### REQUEST
Below are the records; copy each line in them that holds the word "name".
** Begin DATA TO USE **
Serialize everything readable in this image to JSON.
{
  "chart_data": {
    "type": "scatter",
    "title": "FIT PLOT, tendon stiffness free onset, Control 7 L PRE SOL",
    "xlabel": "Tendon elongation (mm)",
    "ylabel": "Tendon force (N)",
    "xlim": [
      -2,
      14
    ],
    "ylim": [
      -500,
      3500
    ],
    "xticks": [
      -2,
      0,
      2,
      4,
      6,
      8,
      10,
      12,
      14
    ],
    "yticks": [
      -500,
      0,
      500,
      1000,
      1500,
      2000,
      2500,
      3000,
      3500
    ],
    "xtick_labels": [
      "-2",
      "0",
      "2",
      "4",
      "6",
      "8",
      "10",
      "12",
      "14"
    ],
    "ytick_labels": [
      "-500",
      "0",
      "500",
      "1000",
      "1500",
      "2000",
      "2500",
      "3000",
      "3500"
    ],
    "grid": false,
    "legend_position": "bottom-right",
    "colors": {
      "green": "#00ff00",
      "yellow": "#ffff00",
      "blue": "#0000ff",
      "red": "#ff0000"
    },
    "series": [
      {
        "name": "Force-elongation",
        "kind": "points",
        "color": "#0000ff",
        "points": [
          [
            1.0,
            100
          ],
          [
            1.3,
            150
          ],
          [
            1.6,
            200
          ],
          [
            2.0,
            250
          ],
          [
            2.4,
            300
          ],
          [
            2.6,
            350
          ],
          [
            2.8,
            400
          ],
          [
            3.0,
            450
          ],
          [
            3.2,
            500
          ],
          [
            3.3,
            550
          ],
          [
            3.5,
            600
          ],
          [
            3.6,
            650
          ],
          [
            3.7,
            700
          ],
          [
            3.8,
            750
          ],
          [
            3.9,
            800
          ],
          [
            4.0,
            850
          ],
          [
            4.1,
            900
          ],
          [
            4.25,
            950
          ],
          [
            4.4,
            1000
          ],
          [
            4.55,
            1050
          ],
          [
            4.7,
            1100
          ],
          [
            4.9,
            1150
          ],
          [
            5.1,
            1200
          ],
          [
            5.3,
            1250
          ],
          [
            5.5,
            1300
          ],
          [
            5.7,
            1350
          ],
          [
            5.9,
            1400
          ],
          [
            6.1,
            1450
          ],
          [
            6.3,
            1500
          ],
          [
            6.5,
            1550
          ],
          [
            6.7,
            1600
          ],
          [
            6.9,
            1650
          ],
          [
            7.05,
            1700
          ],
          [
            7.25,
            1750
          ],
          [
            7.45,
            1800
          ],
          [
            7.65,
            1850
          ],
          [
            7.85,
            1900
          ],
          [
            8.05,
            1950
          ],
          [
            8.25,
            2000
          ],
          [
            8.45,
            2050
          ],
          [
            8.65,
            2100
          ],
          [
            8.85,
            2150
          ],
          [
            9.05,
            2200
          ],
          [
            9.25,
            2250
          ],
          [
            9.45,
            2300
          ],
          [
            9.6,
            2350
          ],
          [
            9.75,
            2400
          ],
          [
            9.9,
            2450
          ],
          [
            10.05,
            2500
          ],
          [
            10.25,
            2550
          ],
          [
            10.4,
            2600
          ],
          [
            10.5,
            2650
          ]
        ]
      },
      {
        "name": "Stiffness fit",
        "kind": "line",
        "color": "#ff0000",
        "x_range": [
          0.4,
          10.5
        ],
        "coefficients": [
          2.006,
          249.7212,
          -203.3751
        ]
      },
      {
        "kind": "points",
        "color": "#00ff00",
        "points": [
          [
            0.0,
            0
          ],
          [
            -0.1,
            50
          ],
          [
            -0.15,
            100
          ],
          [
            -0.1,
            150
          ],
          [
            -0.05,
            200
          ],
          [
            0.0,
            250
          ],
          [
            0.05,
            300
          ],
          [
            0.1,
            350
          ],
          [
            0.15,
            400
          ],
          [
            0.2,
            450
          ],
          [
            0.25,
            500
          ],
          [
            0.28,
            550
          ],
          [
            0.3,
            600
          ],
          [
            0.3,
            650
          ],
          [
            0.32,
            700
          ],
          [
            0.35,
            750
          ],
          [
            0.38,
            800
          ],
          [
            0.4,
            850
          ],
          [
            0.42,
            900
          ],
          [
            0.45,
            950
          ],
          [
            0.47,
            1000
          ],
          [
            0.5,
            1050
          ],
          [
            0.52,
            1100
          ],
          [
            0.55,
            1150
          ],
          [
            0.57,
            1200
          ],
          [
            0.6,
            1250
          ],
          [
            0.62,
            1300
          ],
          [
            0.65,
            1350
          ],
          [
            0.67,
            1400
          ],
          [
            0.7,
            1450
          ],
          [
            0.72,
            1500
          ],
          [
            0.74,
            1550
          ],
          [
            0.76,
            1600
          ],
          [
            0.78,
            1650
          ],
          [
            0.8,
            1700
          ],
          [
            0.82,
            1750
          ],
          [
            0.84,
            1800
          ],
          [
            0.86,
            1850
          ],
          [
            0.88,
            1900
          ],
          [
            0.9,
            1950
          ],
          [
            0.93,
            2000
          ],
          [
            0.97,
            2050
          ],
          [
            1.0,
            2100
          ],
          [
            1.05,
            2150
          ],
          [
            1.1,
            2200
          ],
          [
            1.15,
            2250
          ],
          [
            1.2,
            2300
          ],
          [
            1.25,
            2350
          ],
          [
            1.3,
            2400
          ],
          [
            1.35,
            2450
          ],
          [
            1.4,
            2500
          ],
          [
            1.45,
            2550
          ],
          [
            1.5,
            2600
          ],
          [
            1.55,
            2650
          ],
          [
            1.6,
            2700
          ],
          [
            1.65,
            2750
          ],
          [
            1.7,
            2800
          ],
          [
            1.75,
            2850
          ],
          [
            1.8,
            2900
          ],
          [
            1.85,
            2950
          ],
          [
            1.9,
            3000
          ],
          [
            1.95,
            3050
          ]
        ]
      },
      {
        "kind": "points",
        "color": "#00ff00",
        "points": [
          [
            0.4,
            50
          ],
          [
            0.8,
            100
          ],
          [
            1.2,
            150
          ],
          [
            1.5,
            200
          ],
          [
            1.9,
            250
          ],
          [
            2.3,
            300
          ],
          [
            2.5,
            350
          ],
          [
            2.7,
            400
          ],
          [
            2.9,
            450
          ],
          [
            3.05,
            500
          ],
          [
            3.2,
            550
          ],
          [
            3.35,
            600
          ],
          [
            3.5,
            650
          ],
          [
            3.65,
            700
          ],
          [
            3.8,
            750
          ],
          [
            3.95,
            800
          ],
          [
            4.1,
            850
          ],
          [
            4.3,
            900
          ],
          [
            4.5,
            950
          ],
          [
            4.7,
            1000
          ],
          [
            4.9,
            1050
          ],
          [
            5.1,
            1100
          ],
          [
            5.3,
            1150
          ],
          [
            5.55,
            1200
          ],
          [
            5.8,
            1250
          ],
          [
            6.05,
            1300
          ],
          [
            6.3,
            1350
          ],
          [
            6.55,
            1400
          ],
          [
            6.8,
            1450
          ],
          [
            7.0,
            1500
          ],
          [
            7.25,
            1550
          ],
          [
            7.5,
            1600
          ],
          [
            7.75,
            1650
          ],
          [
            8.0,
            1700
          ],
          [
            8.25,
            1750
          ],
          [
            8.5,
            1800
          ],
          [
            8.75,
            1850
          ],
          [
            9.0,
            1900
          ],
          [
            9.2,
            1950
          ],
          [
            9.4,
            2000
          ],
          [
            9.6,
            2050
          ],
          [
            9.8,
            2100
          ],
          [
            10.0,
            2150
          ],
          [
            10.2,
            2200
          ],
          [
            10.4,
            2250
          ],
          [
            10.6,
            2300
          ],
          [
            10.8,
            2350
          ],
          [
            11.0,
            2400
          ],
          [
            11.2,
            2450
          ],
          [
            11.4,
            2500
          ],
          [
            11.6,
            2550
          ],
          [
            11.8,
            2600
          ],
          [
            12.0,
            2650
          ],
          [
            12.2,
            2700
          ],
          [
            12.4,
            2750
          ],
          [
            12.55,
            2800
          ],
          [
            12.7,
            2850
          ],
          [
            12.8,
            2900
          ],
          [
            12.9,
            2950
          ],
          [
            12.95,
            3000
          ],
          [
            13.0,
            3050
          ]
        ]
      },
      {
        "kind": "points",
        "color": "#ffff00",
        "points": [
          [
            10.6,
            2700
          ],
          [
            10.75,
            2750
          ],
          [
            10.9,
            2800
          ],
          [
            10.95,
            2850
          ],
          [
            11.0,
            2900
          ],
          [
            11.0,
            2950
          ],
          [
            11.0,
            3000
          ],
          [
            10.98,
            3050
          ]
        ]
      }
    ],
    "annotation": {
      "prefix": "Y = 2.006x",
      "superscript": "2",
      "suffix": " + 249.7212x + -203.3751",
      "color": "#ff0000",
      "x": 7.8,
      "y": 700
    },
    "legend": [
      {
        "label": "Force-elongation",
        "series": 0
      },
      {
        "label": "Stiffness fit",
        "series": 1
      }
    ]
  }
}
** End DATA TO USE **
### TASK SOLUTION
        "name": "Force-elongation",
        "name": "Stiffness fit",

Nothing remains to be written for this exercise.